Print the listing below in its entirety, character for character.

** begin **

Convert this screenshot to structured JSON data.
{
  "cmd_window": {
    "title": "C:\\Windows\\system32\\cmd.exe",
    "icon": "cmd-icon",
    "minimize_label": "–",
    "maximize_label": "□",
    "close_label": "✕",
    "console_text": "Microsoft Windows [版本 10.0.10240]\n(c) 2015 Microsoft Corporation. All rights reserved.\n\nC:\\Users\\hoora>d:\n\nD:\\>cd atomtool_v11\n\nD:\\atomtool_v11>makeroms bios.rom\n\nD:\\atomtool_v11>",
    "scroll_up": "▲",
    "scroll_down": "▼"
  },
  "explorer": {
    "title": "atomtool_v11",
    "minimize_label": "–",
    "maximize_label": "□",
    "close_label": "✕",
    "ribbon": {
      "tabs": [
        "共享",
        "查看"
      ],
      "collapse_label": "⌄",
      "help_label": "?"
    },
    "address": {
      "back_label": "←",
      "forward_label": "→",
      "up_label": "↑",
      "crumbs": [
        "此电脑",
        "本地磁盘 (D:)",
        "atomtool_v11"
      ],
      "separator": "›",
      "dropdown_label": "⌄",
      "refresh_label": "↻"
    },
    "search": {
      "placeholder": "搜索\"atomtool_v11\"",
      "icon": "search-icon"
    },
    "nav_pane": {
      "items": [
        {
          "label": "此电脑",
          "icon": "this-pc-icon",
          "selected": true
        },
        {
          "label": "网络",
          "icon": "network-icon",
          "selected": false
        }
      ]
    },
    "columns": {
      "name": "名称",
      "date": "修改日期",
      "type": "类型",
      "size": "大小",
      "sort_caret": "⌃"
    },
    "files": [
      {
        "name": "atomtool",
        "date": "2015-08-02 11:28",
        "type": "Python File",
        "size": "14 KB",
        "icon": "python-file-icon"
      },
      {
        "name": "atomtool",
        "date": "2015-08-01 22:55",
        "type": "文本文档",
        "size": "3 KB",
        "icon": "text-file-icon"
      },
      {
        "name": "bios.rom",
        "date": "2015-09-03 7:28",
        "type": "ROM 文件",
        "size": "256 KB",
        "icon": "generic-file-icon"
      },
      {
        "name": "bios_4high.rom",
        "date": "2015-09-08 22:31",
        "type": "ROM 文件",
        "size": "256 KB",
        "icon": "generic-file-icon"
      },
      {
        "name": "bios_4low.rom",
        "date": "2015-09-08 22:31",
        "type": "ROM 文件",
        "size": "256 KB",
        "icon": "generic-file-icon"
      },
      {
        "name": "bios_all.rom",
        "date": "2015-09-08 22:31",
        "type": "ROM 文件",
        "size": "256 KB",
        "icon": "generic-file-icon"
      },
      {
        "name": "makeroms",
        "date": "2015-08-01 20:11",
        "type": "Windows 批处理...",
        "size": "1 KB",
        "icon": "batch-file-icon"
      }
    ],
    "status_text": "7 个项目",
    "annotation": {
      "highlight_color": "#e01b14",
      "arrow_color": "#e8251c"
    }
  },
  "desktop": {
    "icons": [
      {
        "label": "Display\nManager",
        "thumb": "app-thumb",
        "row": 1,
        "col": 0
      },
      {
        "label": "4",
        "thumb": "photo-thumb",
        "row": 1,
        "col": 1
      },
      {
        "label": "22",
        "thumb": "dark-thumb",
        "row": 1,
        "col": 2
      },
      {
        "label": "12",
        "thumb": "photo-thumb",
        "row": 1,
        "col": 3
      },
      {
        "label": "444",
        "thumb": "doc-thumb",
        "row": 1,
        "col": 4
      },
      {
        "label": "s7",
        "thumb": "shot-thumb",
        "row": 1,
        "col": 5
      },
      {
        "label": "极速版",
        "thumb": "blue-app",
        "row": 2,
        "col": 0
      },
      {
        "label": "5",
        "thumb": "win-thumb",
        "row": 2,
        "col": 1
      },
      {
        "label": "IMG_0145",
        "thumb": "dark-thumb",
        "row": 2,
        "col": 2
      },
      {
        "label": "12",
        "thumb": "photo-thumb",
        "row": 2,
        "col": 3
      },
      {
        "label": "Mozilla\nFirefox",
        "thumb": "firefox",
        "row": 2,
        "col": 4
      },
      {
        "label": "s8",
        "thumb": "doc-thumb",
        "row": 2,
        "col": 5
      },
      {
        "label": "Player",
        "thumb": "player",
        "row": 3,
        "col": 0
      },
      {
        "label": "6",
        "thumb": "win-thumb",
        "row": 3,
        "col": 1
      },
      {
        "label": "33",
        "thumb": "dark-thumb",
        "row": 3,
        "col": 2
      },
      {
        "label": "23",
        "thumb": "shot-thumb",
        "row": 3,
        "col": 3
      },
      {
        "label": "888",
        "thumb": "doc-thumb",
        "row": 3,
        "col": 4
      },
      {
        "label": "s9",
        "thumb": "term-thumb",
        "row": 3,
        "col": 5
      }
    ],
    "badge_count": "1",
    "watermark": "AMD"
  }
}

** end **

** Output **
Convert this screenshot to structured JSON data.
{
  "cmd_window": {
    "title": "C:\\Windows\\system32\\cmd.exe",
    "icon": "cmd-icon",
    "minimize_label": "–",
    "maximize_label": "□",
    "close_label": "✕",
    "console_text": "Microsoft Windows [版本 10.0.10240]\n(c) 2015 Microsoft Corporation. All rights reserved.\n\nC:\\Users\\hoora>d:\n\nD:\\>cd atomtool_v11\n\nD:\\atomtool_v11>makeroms bios.rom\n\nD:\\atomtool_v11>",
    "scroll_up": "▲",
    "scroll_down": "▼"
  },
  "explorer": {
    "title": "atomtool_v11",
    "minimize_label": "–",
    "maximize_label": "□",
    "close_label": "✕",
    "ribbon": {
      "tabs": [
        "共享",
        "查看"
      ],
      "collapse_label": "⌄",
      "help_label": "?"
    },
    "address": {
      "back_label": "←",
      "forward_label": "→",
      "up_label": "↑",
      "crumbs": [
        "此电脑",
        "本地磁盘 (D:)",
        "atomtool_v11"
      ],
      "separator": "›",
      "dropdown_label": "⌄",
      "refresh_label": "↻"
    },
    "search": {
      "placeholder": "搜索\"atomtool_v11\"",
      "icon": "search-icon"
    },
    "nav_pane": {
      "items": [
        {
          "label": "此电脑",
          "icon": "this-pc-icon",
          "selected": true
        },
        {
          "label": "网络",
          "icon": "network-icon",
          "selected": false
        }
      ]
    },
    "columns": {
      "name": "名称",
      "date": "修改日期",
      "type": "类型",
      "size": "大小",
      "sort_caret": "⌃"
    },
    "files": [
      {
        "name": "atomtool",
        "date": "2015-08-02 11:28",
        "type": "Python File",
        "size": "14 KB",
        "icon": "python-file-icon"
      },
      {
        "name": "atomtool",
        "date": "2015-08-01 22:55",
        "type": "文本文档",
        "size": "3 KB",
        "icon": "text-file-icon"
      },
      {
        "name": "bios.rom",
        "date": "2015-09-03 7:28",
        "type": "ROM 文件",
        "size": "256 KB",
        "icon": "generic-file-icon"
      },
      {
        "name": "bios_4high.rom",
        "date": "2015-09-08 22:31",
        "type": "ROM 文件",
        "size": "256 KB",
        "icon": "generic-file-icon"
      },
      {
        "name": "bios_4low.rom",
        "date": "2015-09-08 22:31",
        "type": "ROM 文件",
        "size": "256 KB",
        "icon": "generic-file-icon"
      },
      {
        "name": "bios_all.rom",
        "date": "2015-09-08 22:31",
        "type": "ROM 文件",
        "size": "256 KB",
        "icon": "generic-file-icon"
      },
      {
        "name": "makeroms",
        "date": "2015-08-01 20:11",
        "type": "Windows 批处理...",
        "size": "1 KB",
        "icon": "batch-file-icon"
      }
    ],
    "status_text": "7 个项目",
    "annotation": {
      "highlight_color": "#e01b14",
      "arrow_color": "#e8251c"
    }
  },
  "desktop": {
    "icons": [
      {
        "label": "Display\nManager",
        "thumb": "app-thumb",
        "row": 1,
        "col": 0
      },
      {
        "label": "4",
        "thumb": "photo-thumb",
        "row": 1,
        "col": 1
      },
      {
        "label": "22",
        "thumb": "dark-thumb",
        "row": 1,
        "col": 2
      },
      {
        "label": "12",
        "thumb": "photo-thumb",
        "row": 1,
        "col": 3
      },
      {
        "label": "444",
        "thumb": "doc-thumb",
        "row": 1,
        "col": 4
      },
      {
        "label": "s7",
        "thumb": "shot-thumb",
        "row": 1,
        "col": 5
      },
      {
        "label": "极速版",
        "thumb": "blue-app",
        "row": 2,
        "col": 0
      },
      {
        "label": "5",
        "thumb": "win-thumb",
        "row": 2,
        "col": 1
      },
      {
        "label": "IMG_0145",
        "thumb": "dark-thumb",
        "row": 2,
        "col": 2
      },
      {
        "label": "12",
        "thumb": "photo-thumb",
        "row": 2,
        "col": 3
      },
      {
        "label": "Mozilla\nFirefox",
        "thumb": "firefox",
        "row": 2,
        "col": 4
      },
      {
        "label": "s8",
        "thumb": "doc-thumb",
        "row": 2,
        "col": 5
      },
      {
        "label": "Player",
        "thumb": "player",
        "row": 3,
        "col": 0
      },
      {
        "label": "6",
        "thumb": "win-thumb",
        "row": 3,
        "col": 1
      },
      {
        "label": "33",
        "thumb": "dark-thumb",
        "row": 3,
        "col": 2
      },
      {
        "label": "23",
        "thumb": "shot-thumb",
        "row": 3,
        "col": 3
      },
      {
        "label": "888",
        "thumb": "doc-thumb",
        "row": 3,
        "col": 4
      },
      {
        "label": "s9",
        "thumb": "term-thumb",
        "row": 3,
        "col": 5
      }
    ],
    "badge_count": "1",
    "watermark": "AMD"
  }
}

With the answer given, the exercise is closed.